Figure content listings:
>> begin

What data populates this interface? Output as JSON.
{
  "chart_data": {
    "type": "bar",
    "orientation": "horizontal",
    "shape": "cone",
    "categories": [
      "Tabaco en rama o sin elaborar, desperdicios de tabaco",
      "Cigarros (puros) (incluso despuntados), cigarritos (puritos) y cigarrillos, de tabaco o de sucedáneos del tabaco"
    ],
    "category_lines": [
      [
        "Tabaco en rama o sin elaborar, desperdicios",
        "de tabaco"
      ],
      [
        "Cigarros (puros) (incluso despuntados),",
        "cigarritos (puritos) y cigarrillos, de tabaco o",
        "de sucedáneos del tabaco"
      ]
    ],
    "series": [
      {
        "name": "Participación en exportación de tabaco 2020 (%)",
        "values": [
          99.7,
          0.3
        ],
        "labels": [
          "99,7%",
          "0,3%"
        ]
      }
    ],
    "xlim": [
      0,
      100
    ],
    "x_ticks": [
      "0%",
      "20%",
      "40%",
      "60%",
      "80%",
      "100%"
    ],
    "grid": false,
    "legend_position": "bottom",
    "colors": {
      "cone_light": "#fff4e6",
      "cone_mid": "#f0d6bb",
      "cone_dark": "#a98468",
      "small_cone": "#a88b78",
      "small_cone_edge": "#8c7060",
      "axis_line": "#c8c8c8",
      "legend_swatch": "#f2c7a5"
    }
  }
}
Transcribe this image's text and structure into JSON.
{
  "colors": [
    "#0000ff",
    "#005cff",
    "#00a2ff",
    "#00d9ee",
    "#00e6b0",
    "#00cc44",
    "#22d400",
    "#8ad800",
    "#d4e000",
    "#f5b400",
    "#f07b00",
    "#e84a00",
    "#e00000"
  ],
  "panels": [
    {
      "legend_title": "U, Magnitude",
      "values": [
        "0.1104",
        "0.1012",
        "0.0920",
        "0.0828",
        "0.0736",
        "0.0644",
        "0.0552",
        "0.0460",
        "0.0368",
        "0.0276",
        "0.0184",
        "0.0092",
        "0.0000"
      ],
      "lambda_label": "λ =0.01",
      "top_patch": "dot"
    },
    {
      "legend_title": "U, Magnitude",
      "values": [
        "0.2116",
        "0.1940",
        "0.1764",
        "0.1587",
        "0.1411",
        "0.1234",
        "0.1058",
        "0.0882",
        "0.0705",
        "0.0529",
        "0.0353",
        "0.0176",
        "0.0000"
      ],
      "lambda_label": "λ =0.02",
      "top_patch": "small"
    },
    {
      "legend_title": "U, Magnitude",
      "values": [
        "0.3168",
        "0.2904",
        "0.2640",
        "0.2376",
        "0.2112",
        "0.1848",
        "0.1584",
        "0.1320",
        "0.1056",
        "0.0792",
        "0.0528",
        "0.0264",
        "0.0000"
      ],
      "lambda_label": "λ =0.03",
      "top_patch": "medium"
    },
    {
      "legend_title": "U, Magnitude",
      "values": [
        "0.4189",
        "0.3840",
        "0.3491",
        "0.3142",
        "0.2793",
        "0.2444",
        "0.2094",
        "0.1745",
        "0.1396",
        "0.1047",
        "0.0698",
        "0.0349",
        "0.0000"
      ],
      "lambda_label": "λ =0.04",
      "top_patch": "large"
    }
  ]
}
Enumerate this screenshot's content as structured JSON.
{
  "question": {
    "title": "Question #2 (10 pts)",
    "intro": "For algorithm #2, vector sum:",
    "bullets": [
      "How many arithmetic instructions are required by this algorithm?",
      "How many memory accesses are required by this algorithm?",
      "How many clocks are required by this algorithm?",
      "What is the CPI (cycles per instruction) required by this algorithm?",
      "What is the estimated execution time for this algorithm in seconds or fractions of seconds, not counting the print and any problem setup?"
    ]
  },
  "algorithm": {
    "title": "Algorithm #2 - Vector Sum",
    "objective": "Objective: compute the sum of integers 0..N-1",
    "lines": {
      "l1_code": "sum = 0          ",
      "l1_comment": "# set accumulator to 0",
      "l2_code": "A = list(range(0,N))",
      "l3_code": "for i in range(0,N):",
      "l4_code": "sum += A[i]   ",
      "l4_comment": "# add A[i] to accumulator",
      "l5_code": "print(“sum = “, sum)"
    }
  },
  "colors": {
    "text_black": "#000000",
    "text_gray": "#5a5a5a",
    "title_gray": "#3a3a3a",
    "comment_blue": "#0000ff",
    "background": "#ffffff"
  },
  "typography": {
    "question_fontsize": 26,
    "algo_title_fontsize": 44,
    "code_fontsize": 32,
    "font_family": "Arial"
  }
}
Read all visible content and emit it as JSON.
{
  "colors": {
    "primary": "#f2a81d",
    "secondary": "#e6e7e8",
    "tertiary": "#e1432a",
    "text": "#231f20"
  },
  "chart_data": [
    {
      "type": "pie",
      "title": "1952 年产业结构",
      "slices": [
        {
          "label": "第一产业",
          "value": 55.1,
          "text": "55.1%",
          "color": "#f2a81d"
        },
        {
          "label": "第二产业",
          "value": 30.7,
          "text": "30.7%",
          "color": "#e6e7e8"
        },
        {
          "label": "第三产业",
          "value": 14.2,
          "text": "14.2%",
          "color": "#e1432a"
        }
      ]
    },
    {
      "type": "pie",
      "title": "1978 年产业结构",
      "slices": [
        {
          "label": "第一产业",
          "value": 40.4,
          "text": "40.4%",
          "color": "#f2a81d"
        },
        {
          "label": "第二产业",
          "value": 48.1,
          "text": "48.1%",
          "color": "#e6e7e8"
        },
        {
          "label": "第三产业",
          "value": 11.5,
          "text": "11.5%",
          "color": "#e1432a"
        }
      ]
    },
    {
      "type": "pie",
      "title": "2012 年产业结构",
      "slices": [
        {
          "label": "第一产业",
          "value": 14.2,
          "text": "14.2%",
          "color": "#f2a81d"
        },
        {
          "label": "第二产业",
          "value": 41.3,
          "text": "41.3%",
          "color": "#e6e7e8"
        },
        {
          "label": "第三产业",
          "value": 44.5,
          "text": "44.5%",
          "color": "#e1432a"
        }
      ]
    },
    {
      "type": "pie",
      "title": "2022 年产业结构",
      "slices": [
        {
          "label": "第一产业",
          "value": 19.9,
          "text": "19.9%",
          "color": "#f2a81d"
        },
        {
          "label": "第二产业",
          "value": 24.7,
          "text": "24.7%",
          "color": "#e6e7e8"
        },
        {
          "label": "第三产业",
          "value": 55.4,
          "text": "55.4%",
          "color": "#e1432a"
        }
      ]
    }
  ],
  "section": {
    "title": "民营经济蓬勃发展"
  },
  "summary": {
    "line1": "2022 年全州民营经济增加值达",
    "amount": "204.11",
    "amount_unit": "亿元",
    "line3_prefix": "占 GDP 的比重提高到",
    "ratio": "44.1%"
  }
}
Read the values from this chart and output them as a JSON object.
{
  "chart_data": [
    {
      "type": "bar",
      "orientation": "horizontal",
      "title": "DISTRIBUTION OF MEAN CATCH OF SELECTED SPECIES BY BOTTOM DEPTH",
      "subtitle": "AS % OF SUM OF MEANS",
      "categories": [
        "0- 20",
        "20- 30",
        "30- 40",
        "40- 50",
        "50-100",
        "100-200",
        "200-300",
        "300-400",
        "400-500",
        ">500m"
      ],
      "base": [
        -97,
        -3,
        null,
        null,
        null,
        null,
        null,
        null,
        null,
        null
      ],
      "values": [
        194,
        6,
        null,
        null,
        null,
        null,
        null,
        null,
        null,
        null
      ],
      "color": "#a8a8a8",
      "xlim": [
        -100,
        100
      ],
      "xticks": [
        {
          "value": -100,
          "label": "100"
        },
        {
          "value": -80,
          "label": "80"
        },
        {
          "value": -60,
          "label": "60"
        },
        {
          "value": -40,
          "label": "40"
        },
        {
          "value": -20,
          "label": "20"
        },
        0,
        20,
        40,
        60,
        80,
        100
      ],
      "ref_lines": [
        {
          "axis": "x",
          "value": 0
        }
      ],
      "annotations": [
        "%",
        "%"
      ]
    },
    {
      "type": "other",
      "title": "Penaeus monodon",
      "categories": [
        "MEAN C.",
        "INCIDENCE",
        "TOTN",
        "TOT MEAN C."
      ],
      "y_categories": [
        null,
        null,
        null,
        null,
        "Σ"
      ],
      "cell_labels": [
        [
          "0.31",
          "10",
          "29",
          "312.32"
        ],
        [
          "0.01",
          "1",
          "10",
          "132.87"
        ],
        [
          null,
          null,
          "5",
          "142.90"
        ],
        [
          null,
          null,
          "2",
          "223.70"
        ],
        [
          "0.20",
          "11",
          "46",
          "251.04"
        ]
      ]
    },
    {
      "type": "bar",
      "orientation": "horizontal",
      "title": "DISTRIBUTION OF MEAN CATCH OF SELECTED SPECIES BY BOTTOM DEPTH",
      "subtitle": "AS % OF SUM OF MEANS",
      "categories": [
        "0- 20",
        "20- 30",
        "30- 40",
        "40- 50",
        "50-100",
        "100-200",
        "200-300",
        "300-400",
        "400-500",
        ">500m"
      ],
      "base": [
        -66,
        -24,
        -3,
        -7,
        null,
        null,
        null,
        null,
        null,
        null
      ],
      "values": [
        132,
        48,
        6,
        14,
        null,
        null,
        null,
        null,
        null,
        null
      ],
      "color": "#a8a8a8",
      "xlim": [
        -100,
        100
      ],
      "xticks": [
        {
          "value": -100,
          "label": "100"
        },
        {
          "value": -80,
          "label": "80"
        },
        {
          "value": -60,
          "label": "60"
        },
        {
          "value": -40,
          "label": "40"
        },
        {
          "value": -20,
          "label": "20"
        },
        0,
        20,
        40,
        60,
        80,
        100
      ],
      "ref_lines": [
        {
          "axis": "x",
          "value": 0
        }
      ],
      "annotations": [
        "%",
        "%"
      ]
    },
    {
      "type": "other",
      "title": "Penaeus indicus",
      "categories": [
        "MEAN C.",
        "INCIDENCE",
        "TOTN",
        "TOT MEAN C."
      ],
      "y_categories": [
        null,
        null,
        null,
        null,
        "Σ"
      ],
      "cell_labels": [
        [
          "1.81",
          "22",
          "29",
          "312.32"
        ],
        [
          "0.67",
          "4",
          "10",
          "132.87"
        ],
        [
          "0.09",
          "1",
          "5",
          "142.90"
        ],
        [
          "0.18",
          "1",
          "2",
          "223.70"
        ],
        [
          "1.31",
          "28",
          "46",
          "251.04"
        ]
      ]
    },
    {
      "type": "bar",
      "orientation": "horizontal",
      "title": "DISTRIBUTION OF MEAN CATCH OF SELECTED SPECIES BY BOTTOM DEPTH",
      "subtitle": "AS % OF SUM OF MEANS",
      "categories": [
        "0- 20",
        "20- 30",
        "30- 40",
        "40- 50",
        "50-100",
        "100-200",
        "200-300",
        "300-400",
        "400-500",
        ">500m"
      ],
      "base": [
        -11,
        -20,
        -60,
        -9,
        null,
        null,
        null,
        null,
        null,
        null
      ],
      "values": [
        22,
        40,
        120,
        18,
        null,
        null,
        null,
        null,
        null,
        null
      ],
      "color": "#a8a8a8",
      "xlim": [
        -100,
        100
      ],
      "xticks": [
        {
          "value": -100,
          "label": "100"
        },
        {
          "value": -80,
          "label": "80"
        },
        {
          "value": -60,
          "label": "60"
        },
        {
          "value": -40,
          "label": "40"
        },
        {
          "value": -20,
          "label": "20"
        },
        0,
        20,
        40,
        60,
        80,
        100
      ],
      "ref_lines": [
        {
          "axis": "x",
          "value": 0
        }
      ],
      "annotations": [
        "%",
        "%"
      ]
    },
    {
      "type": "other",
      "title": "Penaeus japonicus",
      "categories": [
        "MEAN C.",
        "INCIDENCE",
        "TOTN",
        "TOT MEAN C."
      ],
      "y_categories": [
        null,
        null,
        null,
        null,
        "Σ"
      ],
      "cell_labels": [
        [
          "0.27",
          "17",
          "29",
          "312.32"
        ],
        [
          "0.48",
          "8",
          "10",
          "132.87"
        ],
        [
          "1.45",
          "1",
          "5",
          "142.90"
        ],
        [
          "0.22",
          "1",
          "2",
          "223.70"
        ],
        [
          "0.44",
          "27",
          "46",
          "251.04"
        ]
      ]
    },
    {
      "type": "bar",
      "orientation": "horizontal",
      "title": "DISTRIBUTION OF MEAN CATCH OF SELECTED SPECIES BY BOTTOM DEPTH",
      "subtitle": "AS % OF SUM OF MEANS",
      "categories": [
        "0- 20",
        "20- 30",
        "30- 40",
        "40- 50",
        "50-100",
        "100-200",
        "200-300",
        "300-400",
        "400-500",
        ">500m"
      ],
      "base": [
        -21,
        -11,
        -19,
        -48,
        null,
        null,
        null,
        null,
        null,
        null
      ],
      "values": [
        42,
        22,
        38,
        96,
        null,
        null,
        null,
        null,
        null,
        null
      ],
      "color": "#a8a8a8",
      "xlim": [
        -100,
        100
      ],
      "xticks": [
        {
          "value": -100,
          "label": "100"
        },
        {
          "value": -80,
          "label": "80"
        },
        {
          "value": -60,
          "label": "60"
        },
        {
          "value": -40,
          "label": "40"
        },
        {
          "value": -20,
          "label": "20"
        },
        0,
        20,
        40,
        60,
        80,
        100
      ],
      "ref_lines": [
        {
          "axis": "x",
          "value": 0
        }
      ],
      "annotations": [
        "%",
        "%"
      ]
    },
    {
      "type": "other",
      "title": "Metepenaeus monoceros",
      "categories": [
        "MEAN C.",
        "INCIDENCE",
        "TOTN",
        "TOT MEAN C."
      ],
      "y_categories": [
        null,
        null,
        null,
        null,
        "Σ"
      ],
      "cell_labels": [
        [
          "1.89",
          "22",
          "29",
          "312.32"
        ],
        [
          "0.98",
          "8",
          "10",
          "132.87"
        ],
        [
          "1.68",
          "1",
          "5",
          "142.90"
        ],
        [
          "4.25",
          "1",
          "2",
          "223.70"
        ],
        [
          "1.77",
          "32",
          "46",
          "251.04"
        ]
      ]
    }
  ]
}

>> end

Find the lines above holding the word "required" and show them.

RIGHT ANSWER.
      "How many arithmetic instructions are required by this algorithm?",
      "How many memory accesses are required by this algorithm?",
      "How many clocks are required by this algorithm?",
      "What is the CPI (cycles per instruction) required by this algorithm?",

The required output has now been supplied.